Transcribe the records word for word, starting from the first line and continuing through the line that contains "410, 162, 425]", with that line included.

-- START OF Items --

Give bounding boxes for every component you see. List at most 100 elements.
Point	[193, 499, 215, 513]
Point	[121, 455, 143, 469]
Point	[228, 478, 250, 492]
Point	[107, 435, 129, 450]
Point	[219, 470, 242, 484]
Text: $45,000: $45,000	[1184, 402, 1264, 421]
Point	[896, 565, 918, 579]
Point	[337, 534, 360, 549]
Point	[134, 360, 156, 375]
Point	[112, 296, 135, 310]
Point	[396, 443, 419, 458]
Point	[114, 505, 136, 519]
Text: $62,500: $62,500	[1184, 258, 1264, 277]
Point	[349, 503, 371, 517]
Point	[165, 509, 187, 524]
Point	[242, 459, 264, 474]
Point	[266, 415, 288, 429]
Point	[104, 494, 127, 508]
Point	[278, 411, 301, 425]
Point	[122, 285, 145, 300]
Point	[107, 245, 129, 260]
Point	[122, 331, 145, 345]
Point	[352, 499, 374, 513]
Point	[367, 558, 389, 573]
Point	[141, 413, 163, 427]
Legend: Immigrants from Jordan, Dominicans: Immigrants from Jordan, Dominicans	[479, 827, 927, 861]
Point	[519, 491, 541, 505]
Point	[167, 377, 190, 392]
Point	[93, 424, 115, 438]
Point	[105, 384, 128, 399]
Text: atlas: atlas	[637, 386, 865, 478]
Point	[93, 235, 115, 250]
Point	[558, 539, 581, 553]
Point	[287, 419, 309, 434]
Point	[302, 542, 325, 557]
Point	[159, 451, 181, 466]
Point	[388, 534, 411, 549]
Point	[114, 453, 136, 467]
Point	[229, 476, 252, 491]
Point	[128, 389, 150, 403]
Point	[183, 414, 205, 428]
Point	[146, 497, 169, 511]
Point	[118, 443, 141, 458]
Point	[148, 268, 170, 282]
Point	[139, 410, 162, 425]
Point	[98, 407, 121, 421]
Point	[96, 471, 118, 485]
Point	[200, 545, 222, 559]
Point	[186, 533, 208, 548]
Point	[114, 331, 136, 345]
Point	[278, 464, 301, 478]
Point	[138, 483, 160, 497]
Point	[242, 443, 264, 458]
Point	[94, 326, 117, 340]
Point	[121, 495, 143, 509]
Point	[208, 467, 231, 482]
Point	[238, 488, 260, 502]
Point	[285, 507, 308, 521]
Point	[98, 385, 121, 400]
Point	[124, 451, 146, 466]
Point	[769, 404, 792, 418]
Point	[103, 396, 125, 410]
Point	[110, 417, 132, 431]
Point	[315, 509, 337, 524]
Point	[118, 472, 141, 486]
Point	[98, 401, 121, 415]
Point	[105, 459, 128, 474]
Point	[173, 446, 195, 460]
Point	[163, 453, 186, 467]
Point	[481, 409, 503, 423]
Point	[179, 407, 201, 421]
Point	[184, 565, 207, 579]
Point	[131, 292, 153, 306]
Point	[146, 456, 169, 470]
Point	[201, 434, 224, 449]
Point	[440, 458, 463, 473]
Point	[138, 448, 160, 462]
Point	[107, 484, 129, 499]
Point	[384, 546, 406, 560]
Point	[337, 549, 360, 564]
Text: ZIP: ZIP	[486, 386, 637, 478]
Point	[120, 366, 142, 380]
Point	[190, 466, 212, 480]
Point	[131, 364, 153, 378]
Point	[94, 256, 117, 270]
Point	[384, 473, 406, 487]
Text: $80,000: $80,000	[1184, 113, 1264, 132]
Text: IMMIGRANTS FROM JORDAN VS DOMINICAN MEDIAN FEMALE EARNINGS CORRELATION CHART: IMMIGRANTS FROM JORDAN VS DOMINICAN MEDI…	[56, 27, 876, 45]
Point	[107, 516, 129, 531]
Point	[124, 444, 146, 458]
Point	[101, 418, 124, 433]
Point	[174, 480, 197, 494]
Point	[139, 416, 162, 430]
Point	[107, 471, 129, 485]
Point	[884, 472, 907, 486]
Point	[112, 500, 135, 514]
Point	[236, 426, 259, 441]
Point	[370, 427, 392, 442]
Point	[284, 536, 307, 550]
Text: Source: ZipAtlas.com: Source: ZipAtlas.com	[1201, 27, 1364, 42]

-- END OF Items --

▶ [Output]
Give bounding boxes for every component you see. List at most 100 elements.
Point	[193, 499, 215, 513]
Point	[121, 455, 143, 469]
Point	[228, 478, 250, 492]
Point	[107, 435, 129, 450]
Point	[219, 470, 242, 484]
Text: $45,000: $45,000	[1184, 402, 1264, 421]
Point	[896, 565, 918, 579]
Point	[337, 534, 360, 549]
Point	[134, 360, 156, 375]
Point	[112, 296, 135, 310]
Point	[396, 443, 419, 458]
Point	[114, 505, 136, 519]
Text: $62,500: $62,500	[1184, 258, 1264, 277]
Point	[349, 503, 371, 517]
Point	[165, 509, 187, 524]
Point	[242, 459, 264, 474]
Point	[266, 415, 288, 429]
Point	[104, 494, 127, 508]
Point	[278, 411, 301, 425]
Point	[122, 285, 145, 300]
Point	[107, 245, 129, 260]
Point	[122, 331, 145, 345]
Point	[352, 499, 374, 513]
Point	[367, 558, 389, 573]
Point	[141, 413, 163, 427]
Legend: Immigrants from Jordan, Dominicans: Immigrants from Jordan, Dominicans	[479, 827, 927, 861]
Point	[519, 491, 541, 505]
Point	[167, 377, 190, 392]
Point	[93, 424, 115, 438]
Point	[105, 384, 128, 399]
Text: atlas: atlas	[637, 386, 865, 478]
Point	[93, 235, 115, 250]
Point	[558, 539, 581, 553]
Point	[287, 419, 309, 434]
Point	[302, 542, 325, 557]
Point	[159, 451, 181, 466]
Point	[388, 534, 411, 549]
Point	[114, 453, 136, 467]
Point	[229, 476, 252, 491]
Point	[128, 389, 150, 403]
Point	[183, 414, 205, 428]
Point	[146, 497, 169, 511]
Point	[118, 443, 141, 458]
Point	[148, 268, 170, 282]
Point	[139, 410, 162, 425]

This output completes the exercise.